(Stored records)
■ ■ ■ ■
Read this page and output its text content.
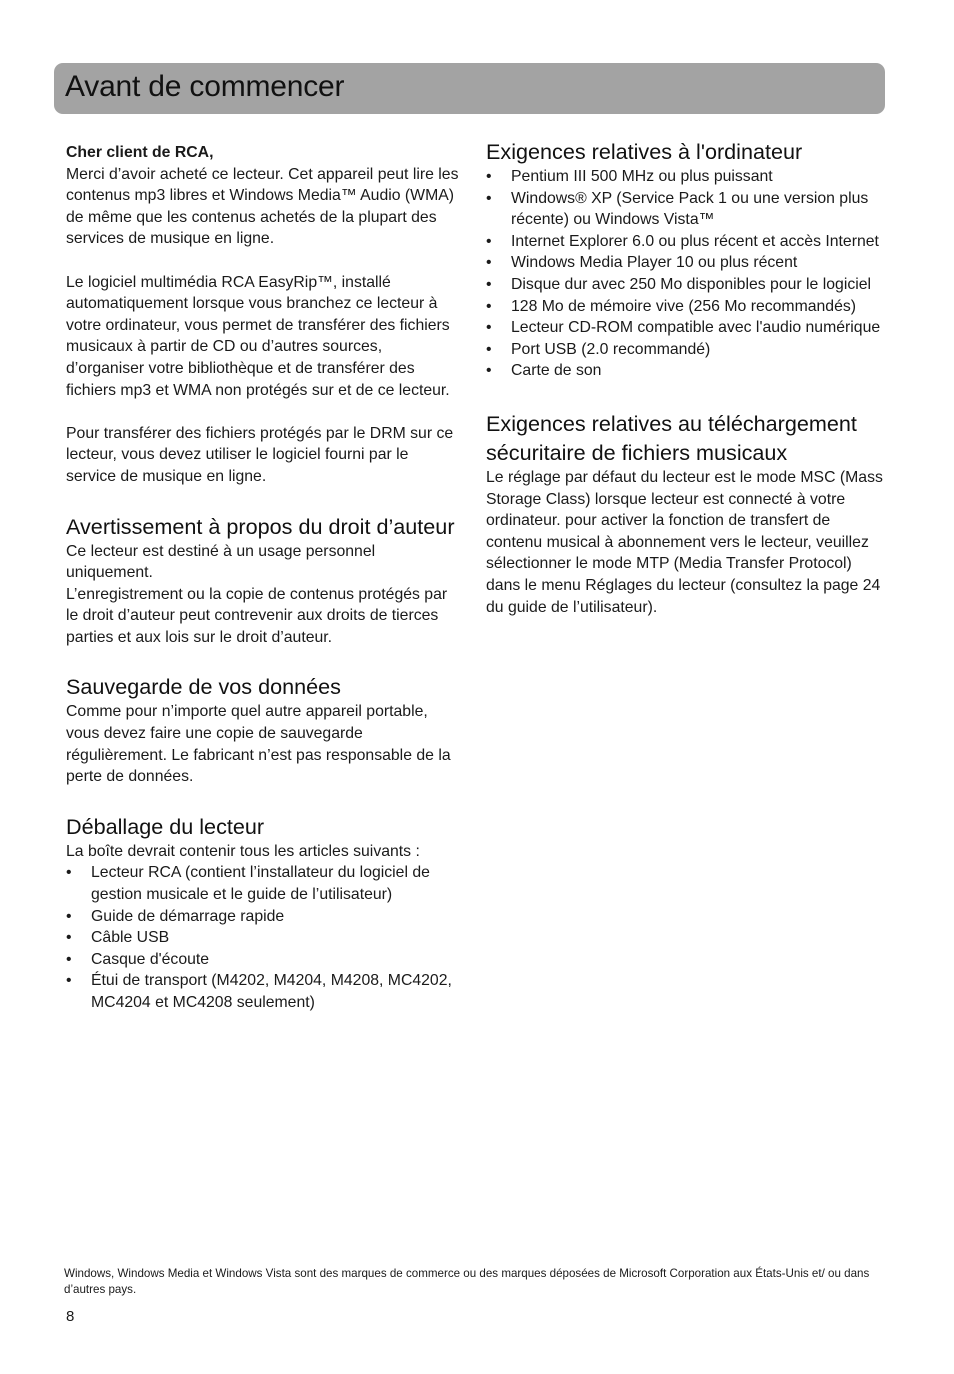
Avant de commencer

Cher client de RCA,

Merci d’avoir acheté ce lecteur. Cet appareil peut lire les contenus mp3 libres et Windows Media™ Audio (WMA) de même que les contenus achetés de la plupart des services de musique en ligne.

Le logiciel multimédia RCA EasyRip™, installé automatiquement lorsque vous branchez ce lecteur à votre ordinateur, vous permet de transférer des fichiers musicaux à partir de CD ou d’autres sources, d’organiser votre bibliothèque et de transférer des fichiers mp3 et WMA non protégés sur et de ce lecteur.

Pour transférer des fichiers protégés par le DRM sur ce lecteur, vous devez utiliser le logiciel fourni par le service de musique en ligne.

Avertissement à propos du droit d’auteur

Ce lecteur est destiné à un usage personnel uniquement.

L’enregistrement ou la copie de contenus protégés par le droit d’auteur peut contrevenir aux droits de tierces parties et aux lois sur le droit d’auteur.

Sauvegarde de vos données

Comme pour n’importe quel autre appareil portable, vous devez faire une copie de sauvegarde régulièrement. Le fabricant n’est pas responsable de la perte de données.

Déballage du lecteur

La boîte devrait contenir tous les articles suivants :

• Lecteur RCA (contient l’installateur du logiciel de gestion musicale et le guide de l’utilisateur)
• Guide de démarrage rapide
• Câble USB
• Casque d'écoute
• Étui de transport (M4202, M4204, M4208, MC4202, MC4204 et MC4208 seulement)
Exigences relatives à l'ordinateur
• Pentium III 500 MHz ou plus puissant
• Windows® XP (Service Pack 1 ou une version plus récente) ou Windows Vista™
• Internet Explorer 6.0 ou plus récent et accès Internet
• Windows Media Player 10 ou plus récent
• Disque dur avec 250 Mo disponibles pour le logiciel
• 128 Mo de mémoire vive (256 Mo recommandés)
• Lecteur CD-ROM compatible avec l'audio numérique
• Port USB (2.0 recommandé)
• Carte de son
Exigences relatives au téléchargement sécuritaire de fichiers musicaux

Le réglage par défaut du lecteur est le mode MSC (Mass Storage Class) lorsque lecteur est connecté à votre ordinateur. pour activer la fonction de transfert de contenu musical à abonnement vers le lecteur, veuillez sélectionner le mode MTP (Media Transfer Protocol) dans le menu Réglages du lecteur (consultez la page 24 du guide de l’utilisateur).

Windows, Windows Media et Windows Vista sont des marques de commerce ou des marques déposées de Microsoft Corporation aux États-Unis et/ ou dans d’autres pays.

8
■ ■ ■ ■
--- Instructions for the task ---
Count how many lines in the data above hold the string "Vista", and give the number with no other words.

--- Response below ---
2